- [TASK DETAILS] Transcribe the data that follows precisely, omitting nothing.

— BEGIN —

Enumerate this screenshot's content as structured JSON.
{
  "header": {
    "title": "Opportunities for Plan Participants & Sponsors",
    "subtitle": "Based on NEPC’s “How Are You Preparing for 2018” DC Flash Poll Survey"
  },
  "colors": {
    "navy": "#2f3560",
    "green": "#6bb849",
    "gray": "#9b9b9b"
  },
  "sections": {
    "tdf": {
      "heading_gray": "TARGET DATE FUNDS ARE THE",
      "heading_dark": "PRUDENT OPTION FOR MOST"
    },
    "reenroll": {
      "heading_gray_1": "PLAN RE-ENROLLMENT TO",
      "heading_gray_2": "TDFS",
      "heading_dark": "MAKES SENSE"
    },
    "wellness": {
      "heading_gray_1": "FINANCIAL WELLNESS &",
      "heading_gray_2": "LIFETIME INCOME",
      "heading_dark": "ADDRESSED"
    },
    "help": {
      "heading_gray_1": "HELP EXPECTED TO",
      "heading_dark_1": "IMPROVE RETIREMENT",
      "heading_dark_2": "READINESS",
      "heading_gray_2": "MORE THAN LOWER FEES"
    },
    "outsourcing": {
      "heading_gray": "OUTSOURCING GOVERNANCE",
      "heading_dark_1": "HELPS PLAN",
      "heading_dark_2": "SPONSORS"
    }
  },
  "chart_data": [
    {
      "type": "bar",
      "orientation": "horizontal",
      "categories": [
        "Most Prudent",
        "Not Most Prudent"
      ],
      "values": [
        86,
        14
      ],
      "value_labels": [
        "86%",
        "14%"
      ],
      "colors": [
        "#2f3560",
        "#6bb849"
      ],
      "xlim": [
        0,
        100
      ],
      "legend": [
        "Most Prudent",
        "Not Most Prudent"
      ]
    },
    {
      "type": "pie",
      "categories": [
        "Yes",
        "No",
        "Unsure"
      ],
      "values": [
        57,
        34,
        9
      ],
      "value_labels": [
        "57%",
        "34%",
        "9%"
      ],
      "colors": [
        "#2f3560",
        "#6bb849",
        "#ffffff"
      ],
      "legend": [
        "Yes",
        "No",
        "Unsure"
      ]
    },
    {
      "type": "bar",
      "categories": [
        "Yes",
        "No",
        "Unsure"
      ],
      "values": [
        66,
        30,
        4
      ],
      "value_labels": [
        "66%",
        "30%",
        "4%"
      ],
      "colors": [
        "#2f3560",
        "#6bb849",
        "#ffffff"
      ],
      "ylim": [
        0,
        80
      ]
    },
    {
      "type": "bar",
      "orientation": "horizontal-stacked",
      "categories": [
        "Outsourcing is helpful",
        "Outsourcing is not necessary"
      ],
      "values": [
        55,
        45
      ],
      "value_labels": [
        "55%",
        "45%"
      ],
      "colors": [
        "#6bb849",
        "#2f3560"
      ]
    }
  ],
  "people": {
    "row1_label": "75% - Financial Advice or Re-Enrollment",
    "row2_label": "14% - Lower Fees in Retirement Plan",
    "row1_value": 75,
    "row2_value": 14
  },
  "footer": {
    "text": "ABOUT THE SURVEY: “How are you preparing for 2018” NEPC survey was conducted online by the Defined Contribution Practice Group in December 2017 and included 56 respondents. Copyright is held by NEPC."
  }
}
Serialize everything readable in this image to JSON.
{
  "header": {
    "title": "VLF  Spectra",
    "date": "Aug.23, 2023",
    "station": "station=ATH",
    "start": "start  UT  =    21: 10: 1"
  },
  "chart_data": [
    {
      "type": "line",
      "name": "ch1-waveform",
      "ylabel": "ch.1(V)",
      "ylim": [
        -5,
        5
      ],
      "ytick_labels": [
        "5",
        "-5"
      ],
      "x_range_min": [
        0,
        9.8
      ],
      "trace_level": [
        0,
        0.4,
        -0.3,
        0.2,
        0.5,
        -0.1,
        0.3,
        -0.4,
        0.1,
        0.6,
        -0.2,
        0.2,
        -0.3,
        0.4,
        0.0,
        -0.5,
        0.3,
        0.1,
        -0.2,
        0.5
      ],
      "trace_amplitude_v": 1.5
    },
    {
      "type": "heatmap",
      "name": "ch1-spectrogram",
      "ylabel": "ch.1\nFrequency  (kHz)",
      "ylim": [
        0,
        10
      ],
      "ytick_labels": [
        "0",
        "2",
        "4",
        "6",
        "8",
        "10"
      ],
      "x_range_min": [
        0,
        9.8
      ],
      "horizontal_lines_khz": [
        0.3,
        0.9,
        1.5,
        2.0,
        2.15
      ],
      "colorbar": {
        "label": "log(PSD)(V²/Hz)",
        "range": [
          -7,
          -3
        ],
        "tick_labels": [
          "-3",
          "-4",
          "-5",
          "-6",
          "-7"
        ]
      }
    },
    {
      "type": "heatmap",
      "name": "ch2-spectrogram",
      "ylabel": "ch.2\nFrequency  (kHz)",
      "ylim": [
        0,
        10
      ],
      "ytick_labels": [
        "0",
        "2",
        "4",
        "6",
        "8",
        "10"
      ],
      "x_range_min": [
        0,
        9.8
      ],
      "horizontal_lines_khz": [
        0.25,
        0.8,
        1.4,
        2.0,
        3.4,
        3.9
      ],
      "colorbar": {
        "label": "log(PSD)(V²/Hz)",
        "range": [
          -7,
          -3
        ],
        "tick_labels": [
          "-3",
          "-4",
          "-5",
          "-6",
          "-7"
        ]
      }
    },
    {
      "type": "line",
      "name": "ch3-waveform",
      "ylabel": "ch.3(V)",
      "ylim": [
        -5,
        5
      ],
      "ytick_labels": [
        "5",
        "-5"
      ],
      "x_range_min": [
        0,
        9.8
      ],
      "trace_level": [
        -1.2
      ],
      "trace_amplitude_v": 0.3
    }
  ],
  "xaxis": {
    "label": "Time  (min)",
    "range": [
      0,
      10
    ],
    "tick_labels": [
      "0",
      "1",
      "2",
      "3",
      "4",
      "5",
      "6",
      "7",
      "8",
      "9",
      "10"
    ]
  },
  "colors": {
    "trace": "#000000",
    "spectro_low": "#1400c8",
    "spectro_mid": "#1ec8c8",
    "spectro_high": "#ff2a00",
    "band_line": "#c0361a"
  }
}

— END —

- [CORRECT ANSWER]
Enumerate this screenshot's content as structured JSON.
{
  "header": {
    "title": "Opportunities for Plan Participants & Sponsors",
    "subtitle": "Based on NEPC’s “How Are You Preparing for 2018” DC Flash Poll Survey"
  },
  "colors": {
    "navy": "#2f3560",
    "green": "#6bb849",
    "gray": "#9b9b9b"
  },
  "sections": {
    "tdf": {
      "heading_gray": "TARGET DATE FUNDS ARE THE",
      "heading_dark": "PRUDENT OPTION FOR MOST"
    },
    "reenroll": {
      "heading_gray_1": "PLAN RE-ENROLLMENT TO",
      "heading_gray_2": "TDFS",
      "heading_dark": "MAKES SENSE"
    },
    "wellness": {
      "heading_gray_1": "FINANCIAL WELLNESS &",
      "heading_gray_2": "LIFETIME INCOME",
      "heading_dark": "ADDRESSED"
    },
    "help": {
      "heading_gray_1": "HELP EXPECTED TO",
      "heading_dark_1": "IMPROVE RETIREMENT",
      "heading_dark_2": "READINESS",
      "heading_gray_2": "MORE THAN LOWER FEES"
    },
    "outsourcing": {
      "heading_gray": "OUTSOURCING GOVERNANCE",
      "heading_dark_1": "HELPS PLAN",
      "heading_dark_2": "SPONSORS"
    }
  },
  "chart_data": [
    {
      "type": "bar",
      "orientation": "horizontal",
      "categories": [
        "Most Prudent",
        "Not Most Prudent"
      ],
      "values": [
        86,
        14
      ],
      "value_labels": [
        "86%",
        "14%"
      ],
      "colors": [
        "#2f3560",
        "#6bb849"
      ],
      "xlim": [
        0,
        100
      ],
      "legend": [
        "Most Prudent",
        "Not Most Prudent"
      ]
    },
    {
      "type": "pie",
      "categories": [
        "Yes",
        "No",
        "Unsure"
      ],
      "values": [
        57,
        34,
        9
      ],
      "value_labels": [
        "57%",
        "34%",
        "9%"
      ],
      "colors": [
        "#2f3560",
        "#6bb849",
        "#ffffff"
      ],
      "legend": [
        "Yes",
        "No",
        "Unsure"
      ]
    },
    {
      "type": "bar",
      "categories": [
        "Yes",
        "No",
        "Unsure"
      ],
      "values": [
        66,
        30,
        4
      ],
      "value_labels": [
        "66%",
        "30%",
        "4%"
      ],
      "colors": [
        "#2f3560",
        "#6bb849",
        "#ffffff"
      ],
      "ylim": [
        0,
        80
      ]
    },
    {
      "type": "bar",
      "orientation": "horizontal-stacked",
      "categories": [
        "Outsourcing is helpful",
        "Outsourcing is not necessary"
      ],
      "values": [
        55,
        45
      ],
      "value_labels": [
        "55%",
        "45%"
      ],
      "colors": [
        "#6bb849",
        "#2f3560"
      ]
    }
  ],
  "people": {
    "row1_label": "75% - Financial Advice or Re-Enrollment",
    "row2_label": "14% - Lower Fees in Retirement Plan",
    "row1_value": 75,
    "row2_value": 14
  },
  "footer": {
    "text": "ABOUT THE SURVEY: “How are you preparing for 2018” NEPC survey was conducted online by the Defined Contribution Practice Group in December 2017 and included 56 respondents. Copyright is held by NEPC."
  }
}
Serialize everything readable in this image to JSON.
{
  "header": {
    "title": "VLF  Spectra",
    "date": "Aug.23, 2023",
    "station": "station=ATH",
    "start": "start  UT  =    21: 10: 1"
  },
  "chart_data": [
    {
      "type": "line",
      "name": "ch1-waveform",
      "ylabel": "ch.1(V)",
      "ylim": [
        -5,
        5
      ],
      "ytick_labels": [
        "5",
        "-5"
      ],
      "x_range_min": [
        0,
        9.8
      ],
      "trace_level": [
        0,
        0.4,
        -0.3,
        0.2,
        0.5,
        -0.1,
        0.3,
        -0.4,
        0.1,
        0.6,
        -0.2,
        0.2,
        -0.3,
        0.4,
        0.0,
        -0.5,
        0.3,
        0.1,
        -0.2,
        0.5
      ],
      "trace_amplitude_v": 1.5
    },
    {
      "type": "heatmap",
      "name": "ch1-spectrogram",
      "ylabel": "ch.1\nFrequency  (kHz)",
      "ylim": [
        0,
        10
      ],
      "ytick_labels": [
        "0",
        "2",
        "4",
        "6",
        "8",
        "10"
      ],
      "x_range_min": [
        0,
        9.8
      ],
      "horizontal_lines_khz": [
        0.3,
        0.9,
        1.5,
        2.0,
        2.15
      ],
      "colorbar": {
        "label": "log(PSD)(V²/Hz)",
        "range": [
          -7,
          -3
        ],
        "tick_labels": [
          "-3",
          "-4",
          "-5",
          "-6",
          "-7"
        ]
      }
    },
    {
      "type": "heatmap",
      "name": "ch2-spectrogram",
      "ylabel": "ch.2\nFrequency  (kHz)",
      "ylim": [
        0,
        10
      ],
      "ytick_labels": [
        "0",
        "2",
        "4",
        "6",
        "8",
        "10"
      ],
      "x_range_min": [
        0,
        9.8
      ],
      "horizontal_lines_khz": [
        0.25,
        0.8,
        1.4,
        2.0,
        3.4,
        3.9
      ],
      "colorbar": {
        "label": "log(PSD)(V²/Hz)",
        "range": [
          -7,
          -3
        ],
        "tick_labels": [
          "-3",
          "-4",
          "-5",
          "-6",
          "-7"
        ]
      }
    },
    {
      "type": "line",
      "name": "ch3-waveform",
      "ylabel": "ch.3(V)",
      "ylim": [
        -5,
        5
      ],
      "ytick_labels": [
        "5",
        "-5"
      ],
      "x_range_min": [
        0,
        9.8
      ],
      "trace_level": [
        -1.2
      ],
      "trace_amplitude_v": 0.3
    }
  ],
  "xaxis": {
    "label": "Time  (min)",
    "range": [
      0,
      10
    ],
    "tick_labels": [
      "0",
      "1",
      "2",
      "3",
      "4",
      "5",
      "6",
      "7",
      "8",
      "9",
      "10"
    ]
  },
  "colors": {
    "trace": "#000000",
    "spectro_low": "#1400c8",
    "spectro_mid": "#1ec8c8",
    "spectro_high": "#ff2a00",
    "band_line": "#c0361a"
  }
}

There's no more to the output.